### Instructions to follow
Go through the listing and copy every line word for word.

--- Start Entries supplied ---

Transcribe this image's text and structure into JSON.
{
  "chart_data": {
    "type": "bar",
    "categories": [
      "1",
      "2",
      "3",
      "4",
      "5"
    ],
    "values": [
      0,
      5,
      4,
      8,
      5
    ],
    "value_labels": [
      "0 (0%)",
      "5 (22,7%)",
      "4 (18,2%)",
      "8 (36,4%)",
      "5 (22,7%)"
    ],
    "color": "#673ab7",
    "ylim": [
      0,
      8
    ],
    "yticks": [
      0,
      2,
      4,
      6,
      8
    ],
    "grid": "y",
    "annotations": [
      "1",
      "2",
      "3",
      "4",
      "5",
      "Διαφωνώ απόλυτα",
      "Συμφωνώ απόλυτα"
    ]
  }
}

--- End Entries supplied ---

### Complete output
Transcribe this image's text and structure into JSON.
{
  "chart_data": {
    "type": "bar",
    "categories": [
      "1",
      "2",
      "3",
      "4",
      "5"
    ],
    "values": [
      0,
      5,
      4,
      8,
      5
    ],
    "value_labels": [
      "0 (0%)",
      "5 (22,7%)",
      "4 (18,2%)",
      "8 (36,4%)",
      "5 (22,7%)"
    ],
    "color": "#673ab7",
    "ylim": [
      0,
      8
    ],
    "yticks": [
      0,
      2,
      4,
      6,
      8
    ],
    "grid": "y",
    "annotations": [
      "1",
      "2",
      "3",
      "4",
      "5",
      "Διαφωνώ απόλυτα",
      "Συμφωνώ απόλυτα"
    ]
  }
}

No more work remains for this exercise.